TASK OBJECTIVE. Every entry below must be repeated exactly; skip the pictures.

DATA PROVIDED.

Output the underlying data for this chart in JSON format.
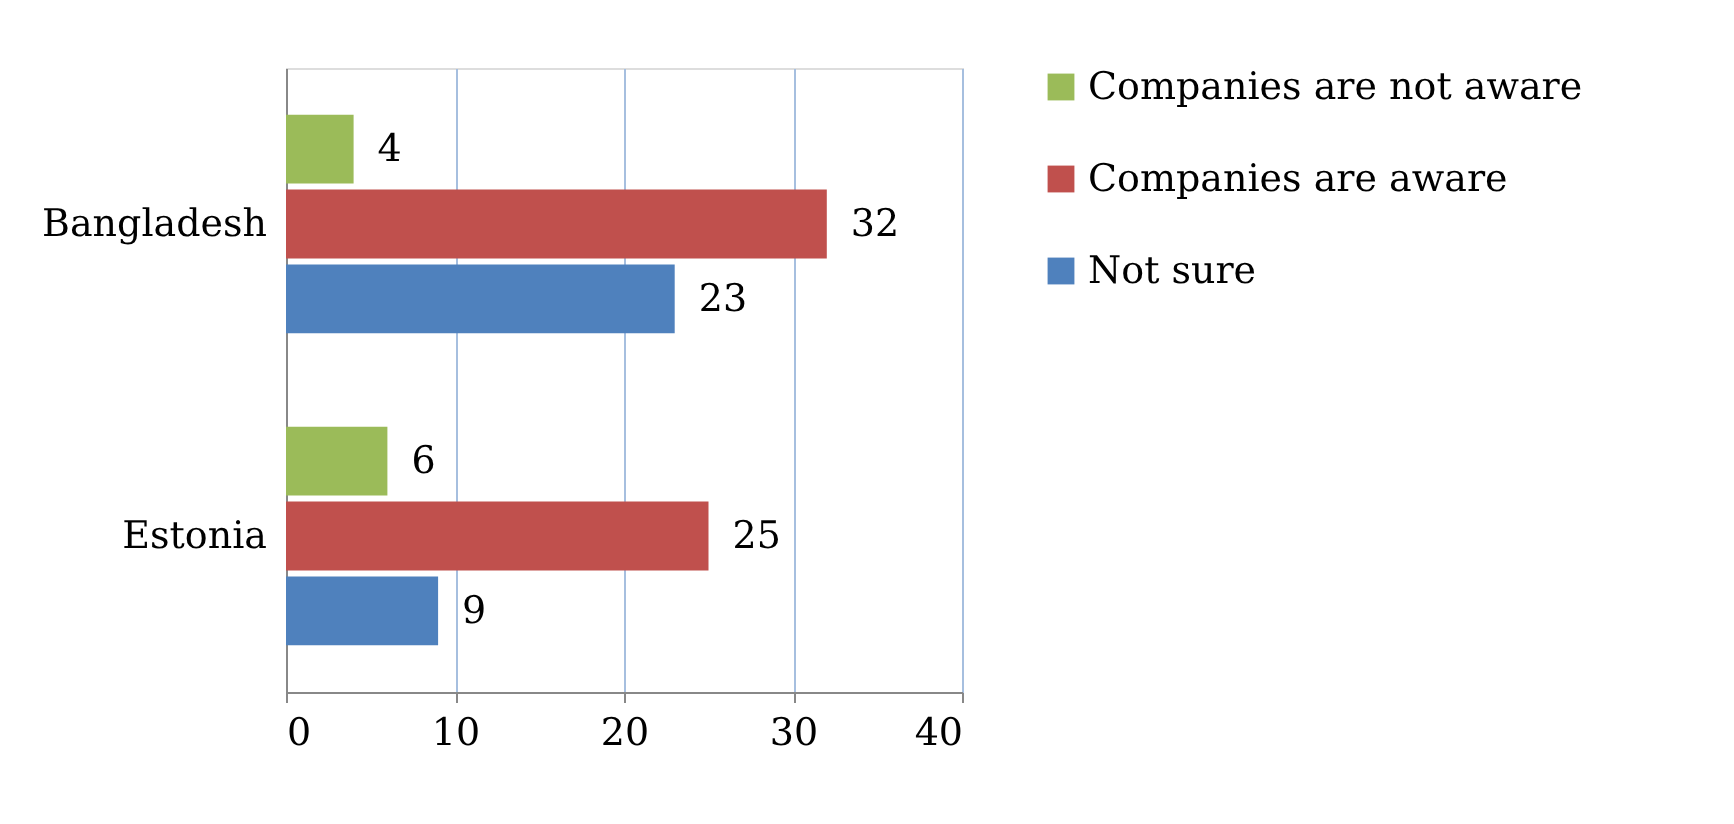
{
  "chart_data": {
    "type": "bar",
    "orientation": "horizontal",
    "categories": [
      "Bangladesh",
      "Estonia"
    ],
    "series": [
      {
        "name": "Companies are not aware",
        "color": "#9bbb59",
        "values": [
          4,
          6
        ]
      },
      {
        "name": "Companies are aware",
        "color": "#c0504d",
        "values": [
          32,
          25
        ]
      },
      {
        "name": "Not sure",
        "color": "#4f81bd",
        "values": [
          23,
          9
        ]
      }
    ],
    "xlim": [
      0,
      40
    ],
    "xticks": [
      0,
      10,
      20,
      30,
      40
    ],
    "grid": "x",
    "legend": "right",
    "data_labels": true
  }
}
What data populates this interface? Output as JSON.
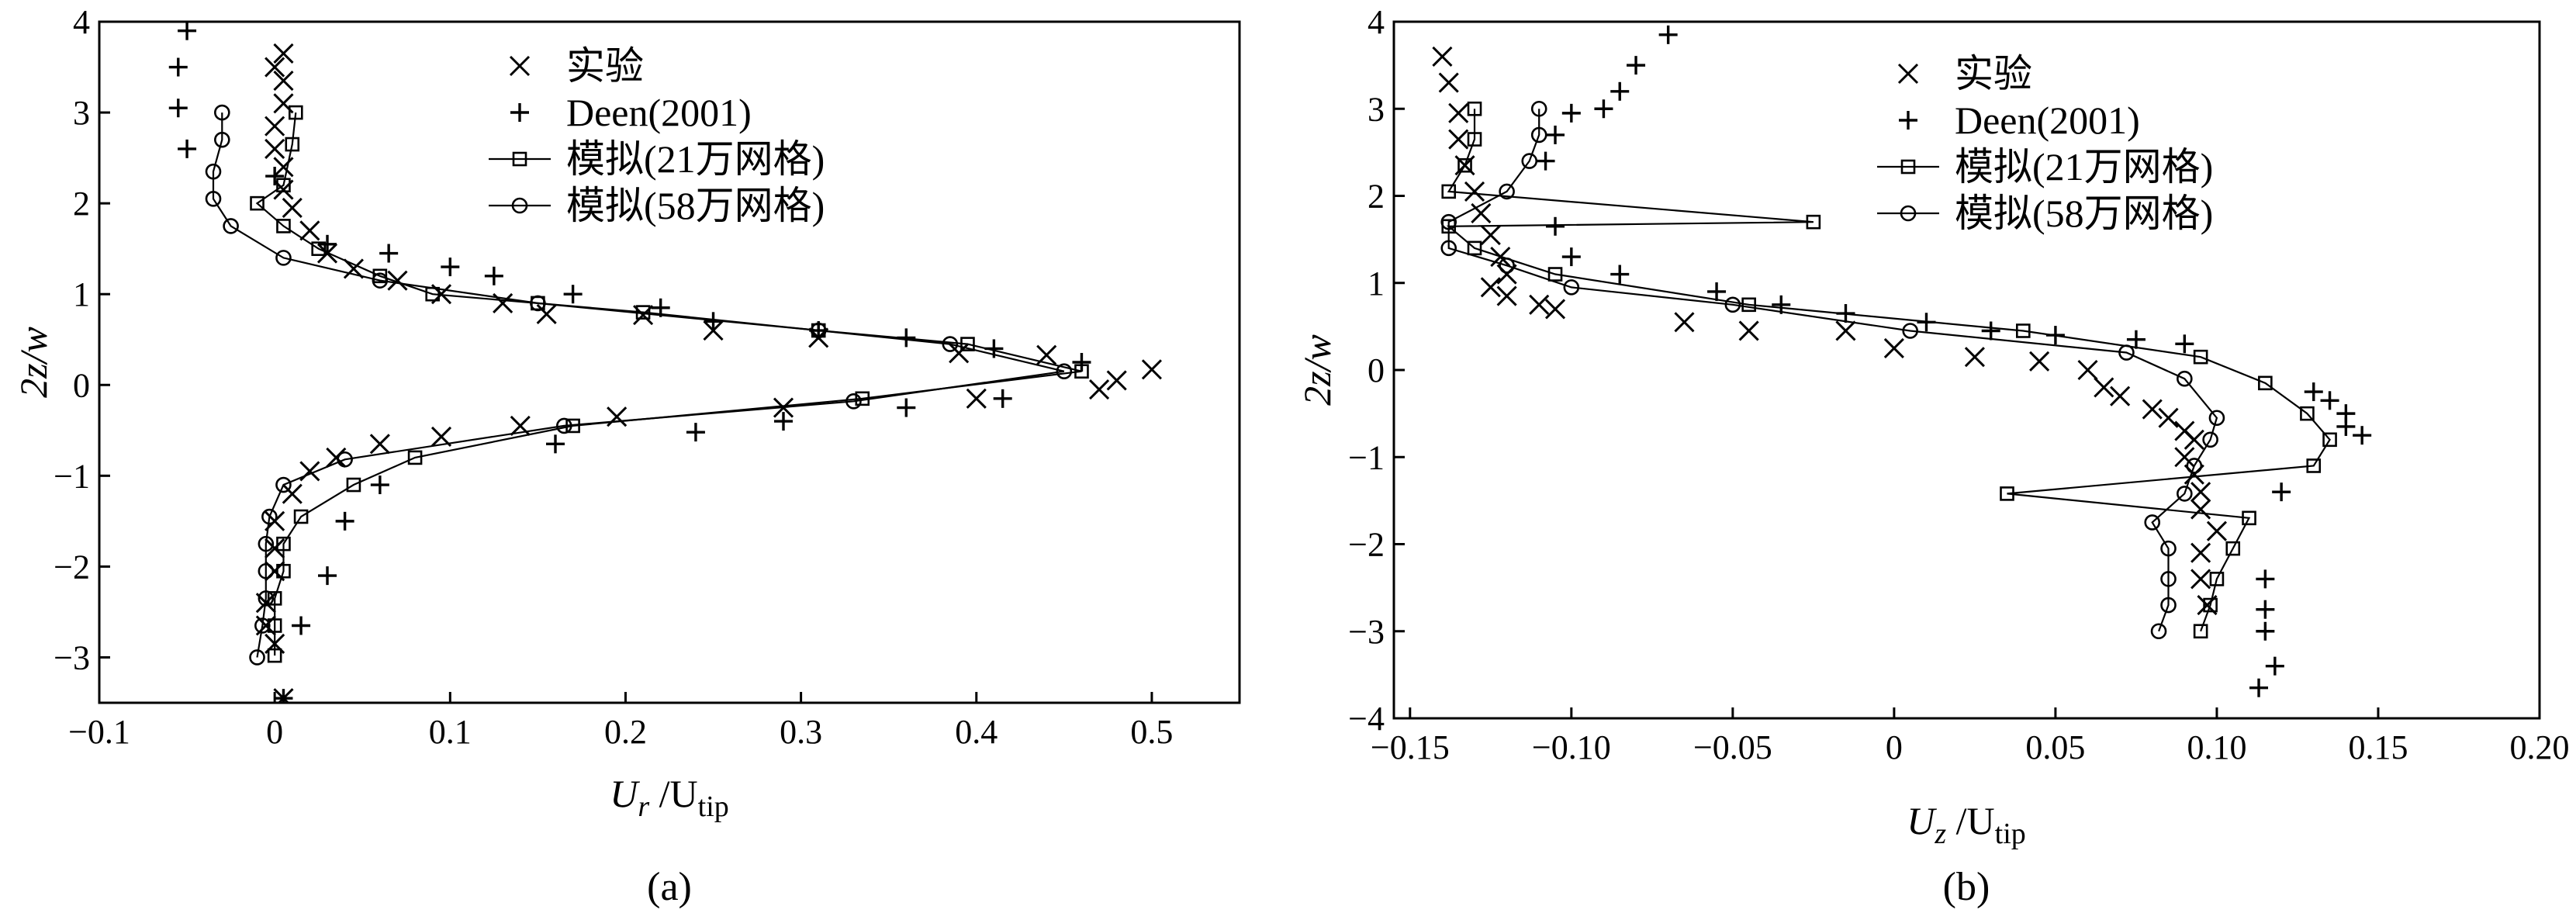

WRITTEN SOLUTION.
Output the underlying data for this chart in JSON format.
{
  "chart_data": {
    "type": "bar",
    "orientation": "horizontal",
    "categories": [
      "Bangladesh",
      "Estonia"
    ],
    "series": [
      {
        "name": "Companies are not aware",
        "color": "#9bbb59",
        "values": [
          4,
          6
        ]
      },
      {
        "name": "Companies are aware",
        "color": "#c0504d",
        "values": [
          32,
          25
        ]
      },
      {
        "name": "Not sure",
        "color": "#4f81bd",
        "values": [
          23,
          9
        ]
      }
    ],
    "xlim": [
      0,
      40
    ],
    "xticks": [
      0,
      10,
      20,
      30,
      40
    ],
    "grid": "x",
    "legend": "right",
    "data_labels": true
  }
}
What data populates this interface? Output as JSON.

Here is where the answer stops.